-- start of Recorded information --
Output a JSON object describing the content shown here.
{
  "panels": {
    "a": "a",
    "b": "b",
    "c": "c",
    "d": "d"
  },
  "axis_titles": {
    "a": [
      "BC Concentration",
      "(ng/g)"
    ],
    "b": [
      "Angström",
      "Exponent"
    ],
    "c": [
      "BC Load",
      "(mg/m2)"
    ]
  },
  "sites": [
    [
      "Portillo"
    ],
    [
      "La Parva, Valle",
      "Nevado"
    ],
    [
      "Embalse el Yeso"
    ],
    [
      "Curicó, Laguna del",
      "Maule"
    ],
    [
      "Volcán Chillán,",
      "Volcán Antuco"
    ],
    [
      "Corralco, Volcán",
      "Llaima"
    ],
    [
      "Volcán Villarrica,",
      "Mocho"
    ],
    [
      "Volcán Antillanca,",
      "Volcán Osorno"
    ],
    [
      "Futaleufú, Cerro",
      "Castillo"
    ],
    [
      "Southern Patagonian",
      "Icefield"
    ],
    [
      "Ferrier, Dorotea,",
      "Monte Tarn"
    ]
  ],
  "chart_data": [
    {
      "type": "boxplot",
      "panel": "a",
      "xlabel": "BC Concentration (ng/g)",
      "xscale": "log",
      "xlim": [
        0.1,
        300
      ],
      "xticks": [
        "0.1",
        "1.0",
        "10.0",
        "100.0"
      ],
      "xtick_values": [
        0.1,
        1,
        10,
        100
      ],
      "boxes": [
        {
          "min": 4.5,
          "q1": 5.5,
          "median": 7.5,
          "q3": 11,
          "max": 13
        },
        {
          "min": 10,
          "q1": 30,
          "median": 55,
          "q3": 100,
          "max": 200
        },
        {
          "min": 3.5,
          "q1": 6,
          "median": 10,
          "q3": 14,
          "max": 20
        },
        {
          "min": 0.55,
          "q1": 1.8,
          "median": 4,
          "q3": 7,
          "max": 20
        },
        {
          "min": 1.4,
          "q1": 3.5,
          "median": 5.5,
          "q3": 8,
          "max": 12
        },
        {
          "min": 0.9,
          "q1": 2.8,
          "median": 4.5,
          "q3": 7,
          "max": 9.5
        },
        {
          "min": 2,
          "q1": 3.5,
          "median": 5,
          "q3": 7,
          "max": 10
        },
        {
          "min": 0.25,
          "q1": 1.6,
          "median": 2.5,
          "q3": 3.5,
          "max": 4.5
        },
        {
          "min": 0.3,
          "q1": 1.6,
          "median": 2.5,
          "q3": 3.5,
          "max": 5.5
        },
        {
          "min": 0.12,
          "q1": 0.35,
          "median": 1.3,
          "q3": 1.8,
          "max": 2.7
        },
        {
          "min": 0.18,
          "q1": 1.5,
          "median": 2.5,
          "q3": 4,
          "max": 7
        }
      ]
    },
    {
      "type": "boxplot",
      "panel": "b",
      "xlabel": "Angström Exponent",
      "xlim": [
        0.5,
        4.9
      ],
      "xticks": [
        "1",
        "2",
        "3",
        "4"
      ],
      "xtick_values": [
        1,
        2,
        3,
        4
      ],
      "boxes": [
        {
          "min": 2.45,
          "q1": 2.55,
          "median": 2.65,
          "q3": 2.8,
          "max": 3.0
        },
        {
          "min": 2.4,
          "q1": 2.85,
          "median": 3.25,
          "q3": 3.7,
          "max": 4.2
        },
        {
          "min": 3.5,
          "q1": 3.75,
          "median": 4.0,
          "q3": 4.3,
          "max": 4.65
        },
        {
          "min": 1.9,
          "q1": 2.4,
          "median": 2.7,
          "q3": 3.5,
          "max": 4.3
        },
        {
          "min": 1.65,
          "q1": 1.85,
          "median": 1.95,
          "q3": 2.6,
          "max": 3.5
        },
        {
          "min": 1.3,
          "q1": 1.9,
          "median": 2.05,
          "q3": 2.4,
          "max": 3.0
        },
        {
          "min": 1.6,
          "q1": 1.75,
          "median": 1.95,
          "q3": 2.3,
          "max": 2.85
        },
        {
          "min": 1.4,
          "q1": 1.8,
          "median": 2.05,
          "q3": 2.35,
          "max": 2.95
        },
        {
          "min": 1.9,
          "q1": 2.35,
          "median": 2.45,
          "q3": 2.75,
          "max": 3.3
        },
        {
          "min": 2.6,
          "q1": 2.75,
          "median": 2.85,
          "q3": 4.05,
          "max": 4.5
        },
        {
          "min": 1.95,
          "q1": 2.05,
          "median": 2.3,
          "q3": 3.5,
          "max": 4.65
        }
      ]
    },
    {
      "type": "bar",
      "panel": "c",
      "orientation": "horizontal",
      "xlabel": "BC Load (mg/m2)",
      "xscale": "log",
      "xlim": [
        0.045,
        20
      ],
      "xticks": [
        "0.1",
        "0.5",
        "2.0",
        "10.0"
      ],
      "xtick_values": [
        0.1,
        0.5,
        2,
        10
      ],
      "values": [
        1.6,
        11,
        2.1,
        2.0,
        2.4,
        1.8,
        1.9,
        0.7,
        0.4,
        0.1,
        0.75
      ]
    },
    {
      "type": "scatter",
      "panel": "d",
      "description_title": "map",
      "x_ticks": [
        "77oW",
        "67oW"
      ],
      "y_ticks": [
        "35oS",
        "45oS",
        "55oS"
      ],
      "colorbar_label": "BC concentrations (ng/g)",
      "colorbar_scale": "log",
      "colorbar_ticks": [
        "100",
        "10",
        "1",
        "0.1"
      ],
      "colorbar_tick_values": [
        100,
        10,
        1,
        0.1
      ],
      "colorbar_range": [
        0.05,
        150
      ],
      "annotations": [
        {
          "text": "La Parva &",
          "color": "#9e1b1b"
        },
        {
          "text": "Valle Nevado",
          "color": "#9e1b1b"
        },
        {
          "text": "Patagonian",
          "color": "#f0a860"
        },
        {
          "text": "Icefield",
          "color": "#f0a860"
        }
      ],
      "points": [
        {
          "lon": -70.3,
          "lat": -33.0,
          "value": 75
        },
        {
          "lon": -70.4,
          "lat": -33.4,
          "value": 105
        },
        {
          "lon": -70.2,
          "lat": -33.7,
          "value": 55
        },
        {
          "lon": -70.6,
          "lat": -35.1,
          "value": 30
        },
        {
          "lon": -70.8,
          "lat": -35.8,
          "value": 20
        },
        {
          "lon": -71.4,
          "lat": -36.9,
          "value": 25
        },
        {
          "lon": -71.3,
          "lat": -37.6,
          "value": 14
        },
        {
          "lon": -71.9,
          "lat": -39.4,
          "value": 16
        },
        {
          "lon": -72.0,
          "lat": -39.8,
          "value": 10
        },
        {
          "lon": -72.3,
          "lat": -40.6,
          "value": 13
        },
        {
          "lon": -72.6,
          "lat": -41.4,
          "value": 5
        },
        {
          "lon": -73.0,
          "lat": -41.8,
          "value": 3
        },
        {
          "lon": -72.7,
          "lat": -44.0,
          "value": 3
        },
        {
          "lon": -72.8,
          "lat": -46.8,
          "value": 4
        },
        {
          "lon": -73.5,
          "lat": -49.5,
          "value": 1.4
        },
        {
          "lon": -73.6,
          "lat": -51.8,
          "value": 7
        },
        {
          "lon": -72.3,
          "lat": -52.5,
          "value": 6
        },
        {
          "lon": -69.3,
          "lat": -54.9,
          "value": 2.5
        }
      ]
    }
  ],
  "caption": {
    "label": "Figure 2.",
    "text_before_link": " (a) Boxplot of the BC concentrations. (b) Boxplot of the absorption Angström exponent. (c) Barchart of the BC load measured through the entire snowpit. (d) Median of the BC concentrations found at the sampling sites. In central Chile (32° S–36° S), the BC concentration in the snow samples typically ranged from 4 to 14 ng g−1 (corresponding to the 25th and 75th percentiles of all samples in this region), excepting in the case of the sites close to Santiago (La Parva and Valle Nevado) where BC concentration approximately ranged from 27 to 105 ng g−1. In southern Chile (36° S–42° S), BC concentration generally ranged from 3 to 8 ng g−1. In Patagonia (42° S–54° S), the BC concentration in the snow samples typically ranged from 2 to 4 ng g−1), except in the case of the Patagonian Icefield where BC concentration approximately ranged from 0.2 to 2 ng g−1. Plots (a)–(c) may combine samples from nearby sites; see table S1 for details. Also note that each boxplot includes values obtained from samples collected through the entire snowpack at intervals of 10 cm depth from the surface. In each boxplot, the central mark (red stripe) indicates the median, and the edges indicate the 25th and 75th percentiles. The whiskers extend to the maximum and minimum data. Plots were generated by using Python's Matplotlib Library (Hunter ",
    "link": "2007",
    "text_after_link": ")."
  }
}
-- end of Recorded information --
* Requirements *
From the data above, copy each line that holds "concentrations".

* Task response *
      "colorbar_label": "BC concentrations (ng/g)",
    "text_before_link": " (a) Boxplot of the BC concentrations. (b) Boxplot of the absorption Angström exponent. (c) Barchart of the BC load measured through the entire snowpit. (d) Median of the BC concentrations found at the sampling sites. In central Chile (32° S–36° S), the BC concentration in the snow samples typically ranged from 4 to 14 ng g−1 (corresponding to the 25th and 75th percentiles of all samples in this region), excepting in the case of the sites close to Santiago (La Parva and Valle Nevado) where BC concentration approximately ranged from 27 to 105 ng g−1. In southern Chile (36° S–42° S), BC concentration generally ranged from 3 to 8 ng g−1. In Patagonia (42° S–54° S), the BC concentration in the snow samples typically ranged from 2 to 4 ng g−1), except in the case of the Patagonian Icefield where BC concentration approximately ranged from 0.2 to 2 ng g−1. Plots (a)–(c) may combine samples from nearby sites; see table S1 for details. Also note that each boxplot includes values obtained from samples collected through the entire snowpack at intervals of 10 cm depth from the surface. In each boxplot, the central mark (red stripe) indicates the median, and the edges indicate the 25th and 75th percentiles. The whiskers extend to the maximum and minimum data. Plots were generated by using Python's Matplotlib Library (Hunter ",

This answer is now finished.